### OBJECTIVE
Write out the whole of the material exactly.

### DATA FOR THIS EXERCISE
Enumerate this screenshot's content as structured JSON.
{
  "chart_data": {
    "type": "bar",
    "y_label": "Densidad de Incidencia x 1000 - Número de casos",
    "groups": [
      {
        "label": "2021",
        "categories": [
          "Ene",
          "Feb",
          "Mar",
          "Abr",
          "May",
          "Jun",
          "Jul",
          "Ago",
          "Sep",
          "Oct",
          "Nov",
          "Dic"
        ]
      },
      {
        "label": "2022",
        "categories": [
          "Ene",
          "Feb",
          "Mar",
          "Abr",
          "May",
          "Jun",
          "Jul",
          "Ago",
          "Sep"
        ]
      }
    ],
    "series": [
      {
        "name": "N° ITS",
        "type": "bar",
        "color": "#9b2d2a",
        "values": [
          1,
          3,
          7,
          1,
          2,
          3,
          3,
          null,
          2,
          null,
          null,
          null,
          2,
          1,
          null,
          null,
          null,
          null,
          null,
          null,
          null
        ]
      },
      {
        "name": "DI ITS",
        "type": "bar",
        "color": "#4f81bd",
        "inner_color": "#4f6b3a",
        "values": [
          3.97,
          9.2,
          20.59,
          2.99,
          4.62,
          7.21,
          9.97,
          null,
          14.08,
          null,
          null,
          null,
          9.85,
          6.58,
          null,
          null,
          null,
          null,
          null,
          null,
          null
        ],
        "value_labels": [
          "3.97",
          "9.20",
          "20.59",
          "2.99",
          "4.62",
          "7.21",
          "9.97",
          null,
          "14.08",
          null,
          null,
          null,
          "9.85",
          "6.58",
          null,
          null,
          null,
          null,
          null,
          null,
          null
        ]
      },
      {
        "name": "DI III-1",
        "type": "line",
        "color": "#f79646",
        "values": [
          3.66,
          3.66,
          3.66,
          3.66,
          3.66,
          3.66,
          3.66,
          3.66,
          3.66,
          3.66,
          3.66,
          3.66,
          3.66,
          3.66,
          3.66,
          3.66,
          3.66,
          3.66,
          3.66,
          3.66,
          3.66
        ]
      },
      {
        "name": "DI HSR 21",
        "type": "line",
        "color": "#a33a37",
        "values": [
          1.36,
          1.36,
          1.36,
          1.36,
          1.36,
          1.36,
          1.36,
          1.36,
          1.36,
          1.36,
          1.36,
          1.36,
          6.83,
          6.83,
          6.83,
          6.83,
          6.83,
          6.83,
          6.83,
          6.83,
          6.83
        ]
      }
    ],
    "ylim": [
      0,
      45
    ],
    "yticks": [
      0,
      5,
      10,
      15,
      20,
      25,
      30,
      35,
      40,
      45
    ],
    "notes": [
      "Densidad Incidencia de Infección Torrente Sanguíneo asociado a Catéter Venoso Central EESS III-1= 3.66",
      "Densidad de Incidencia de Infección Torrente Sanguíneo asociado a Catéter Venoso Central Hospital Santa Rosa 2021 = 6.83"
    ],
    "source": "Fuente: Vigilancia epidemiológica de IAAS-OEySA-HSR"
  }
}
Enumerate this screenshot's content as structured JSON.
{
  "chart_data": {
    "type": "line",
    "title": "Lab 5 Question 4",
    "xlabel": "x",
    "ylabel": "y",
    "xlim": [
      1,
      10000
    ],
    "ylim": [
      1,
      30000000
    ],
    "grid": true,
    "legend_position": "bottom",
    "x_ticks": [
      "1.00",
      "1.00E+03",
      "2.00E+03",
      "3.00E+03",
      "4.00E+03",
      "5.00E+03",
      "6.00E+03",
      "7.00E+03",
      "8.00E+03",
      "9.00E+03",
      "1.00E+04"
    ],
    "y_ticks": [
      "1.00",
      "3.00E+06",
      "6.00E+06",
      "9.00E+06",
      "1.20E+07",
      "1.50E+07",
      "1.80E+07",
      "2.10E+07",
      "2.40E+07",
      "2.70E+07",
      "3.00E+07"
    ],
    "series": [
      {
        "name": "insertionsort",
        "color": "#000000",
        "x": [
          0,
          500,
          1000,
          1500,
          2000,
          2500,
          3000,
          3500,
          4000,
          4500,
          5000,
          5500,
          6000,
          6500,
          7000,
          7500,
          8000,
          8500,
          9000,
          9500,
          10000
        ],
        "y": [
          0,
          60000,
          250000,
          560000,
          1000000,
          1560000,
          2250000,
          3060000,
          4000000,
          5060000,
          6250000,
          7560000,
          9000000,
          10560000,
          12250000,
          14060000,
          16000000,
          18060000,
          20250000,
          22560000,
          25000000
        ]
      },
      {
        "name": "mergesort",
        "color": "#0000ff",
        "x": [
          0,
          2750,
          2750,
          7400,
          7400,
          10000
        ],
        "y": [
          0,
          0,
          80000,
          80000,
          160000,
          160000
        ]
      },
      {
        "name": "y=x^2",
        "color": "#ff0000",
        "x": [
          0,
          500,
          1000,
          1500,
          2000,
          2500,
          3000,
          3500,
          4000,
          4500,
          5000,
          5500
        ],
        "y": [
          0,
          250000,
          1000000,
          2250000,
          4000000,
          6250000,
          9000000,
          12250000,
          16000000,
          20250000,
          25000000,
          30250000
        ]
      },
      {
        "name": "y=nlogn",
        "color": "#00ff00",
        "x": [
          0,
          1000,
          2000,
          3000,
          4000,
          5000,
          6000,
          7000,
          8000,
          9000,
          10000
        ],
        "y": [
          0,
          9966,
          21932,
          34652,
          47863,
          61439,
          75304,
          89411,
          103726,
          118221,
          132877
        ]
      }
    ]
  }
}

### FINISHED ANSWER
Enumerate this screenshot's content as structured JSON.
{
  "chart_data": {
    "type": "bar",
    "y_label": "Densidad de Incidencia x 1000 - Número de casos",
    "groups": [
      {
        "label": "2021",
        "categories": [
          "Ene",
          "Feb",
          "Mar",
          "Abr",
          "May",
          "Jun",
          "Jul",
          "Ago",
          "Sep",
          "Oct",
          "Nov",
          "Dic"
        ]
      },
      {
        "label": "2022",
        "categories": [
          "Ene",
          "Feb",
          "Mar",
          "Abr",
          "May",
          "Jun",
          "Jul",
          "Ago",
          "Sep"
        ]
      }
    ],
    "series": [
      {
        "name": "N° ITS",
        "type": "bar",
        "color": "#9b2d2a",
        "values": [
          1,
          3,
          7,
          1,
          2,
          3,
          3,
          null,
          2,
          null,
          null,
          null,
          2,
          1,
          null,
          null,
          null,
          null,
          null,
          null,
          null
        ]
      },
      {
        "name": "DI ITS",
        "type": "bar",
        "color": "#4f81bd",
        "inner_color": "#4f6b3a",
        "values": [
          3.97,
          9.2,
          20.59,
          2.99,
          4.62,
          7.21,
          9.97,
          null,
          14.08,
          null,
          null,
          null,
          9.85,
          6.58,
          null,
          null,
          null,
          null,
          null,
          null,
          null
        ],
        "value_labels": [
          "3.97",
          "9.20",
          "20.59",
          "2.99",
          "4.62",
          "7.21",
          "9.97",
          null,
          "14.08",
          null,
          null,
          null,
          "9.85",
          "6.58",
          null,
          null,
          null,
          null,
          null,
          null,
          null
        ]
      },
      {
        "name": "DI III-1",
        "type": "line",
        "color": "#f79646",
        "values": [
          3.66,
          3.66,
          3.66,
          3.66,
          3.66,
          3.66,
          3.66,
          3.66,
          3.66,
          3.66,
          3.66,
          3.66,
          3.66,
          3.66,
          3.66,
          3.66,
          3.66,
          3.66,
          3.66,
          3.66,
          3.66
        ]
      },
      {
        "name": "DI HSR 21",
        "type": "line",
        "color": "#a33a37",
        "values": [
          1.36,
          1.36,
          1.36,
          1.36,
          1.36,
          1.36,
          1.36,
          1.36,
          1.36,
          1.36,
          1.36,
          1.36,
          6.83,
          6.83,
          6.83,
          6.83,
          6.83,
          6.83,
          6.83,
          6.83,
          6.83
        ]
      }
    ],
    "ylim": [
      0,
      45
    ],
    "yticks": [
      0,
      5,
      10,
      15,
      20,
      25,
      30,
      35,
      40,
      45
    ],
    "notes": [
      "Densidad Incidencia de Infección Torrente Sanguíneo asociado a Catéter Venoso Central EESS III-1= 3.66",
      "Densidad de Incidencia de Infección Torrente Sanguíneo asociado a Catéter Venoso Central Hospital Santa Rosa 2021 = 6.83"
    ],
    "source": "Fuente: Vigilancia epidemiológica de IAAS-OEySA-HSR"
  }
}
Enumerate this screenshot's content as structured JSON.
{
  "chart_data": {
    "type": "line",
    "title": "Lab 5 Question 4",
    "xlabel": "x",
    "ylabel": "y",
    "xlim": [
      1,
      10000
    ],
    "ylim": [
      1,
      30000000
    ],
    "grid": true,
    "legend_position": "bottom",
    "x_ticks": [
      "1.00",
      "1.00E+03",
      "2.00E+03",
      "3.00E+03",
      "4.00E+03",
      "5.00E+03",
      "6.00E+03",
      "7.00E+03",
      "8.00E+03",
      "9.00E+03",
      "1.00E+04"
    ],
    "y_ticks": [
      "1.00",
      "3.00E+06",
      "6.00E+06",
      "9.00E+06",
      "1.20E+07",
      "1.50E+07",
      "1.80E+07",
      "2.10E+07",
      "2.40E+07",
      "2.70E+07",
      "3.00E+07"
    ],
    "series": [
      {
        "name": "insertionsort",
        "color": "#000000",
        "x": [
          0,
          500,
          1000,
          1500,
          2000,
          2500,
          3000,
          3500,
          4000,
          4500,
          5000,
          5500,
          6000,
          6500,
          7000,
          7500,
          8000,
          8500,
          9000,
          9500,
          10000
        ],
        "y": [
          0,
          60000,
          250000,
          560000,
          1000000,
          1560000,
          2250000,
          3060000,
          4000000,
          5060000,
          6250000,
          7560000,
          9000000,
          10560000,
          12250000,
          14060000,
          16000000,
          18060000,
          20250000,
          22560000,
          25000000
        ]
      },
      {
        "name": "mergesort",
        "color": "#0000ff",
        "x": [
          0,
          2750,
          2750,
          7400,
          7400,
          10000
        ],
        "y": [
          0,
          0,
          80000,
          80000,
          160000,
          160000
        ]
      },
      {
        "name": "y=x^2",
        "color": "#ff0000",
        "x": [
          0,
          500,
          1000,
          1500,
          2000,
          2500,
          3000,
          3500,
          4000,
          4500,
          5000,
          5500
        ],
        "y": [
          0,
          250000,
          1000000,
          2250000,
          4000000,
          6250000,
          9000000,
          12250000,
          16000000,
          20250000,
          25000000,
          30250000
        ]
      },
      {
        "name": "y=nlogn",
        "color": "#00ff00",
        "x": [
          0,
          1000,
          2000,
          3000,
          4000,
          5000,
          6000,
          7000,
          8000,
          9000,
          10000
        ],
        "y": [
          0,
          9966,
          21932,
          34652,
          47863,
          61439,
          75304,
          89411,
          103726,
          118221,
          132877
        ]
      }
    ]
  }
}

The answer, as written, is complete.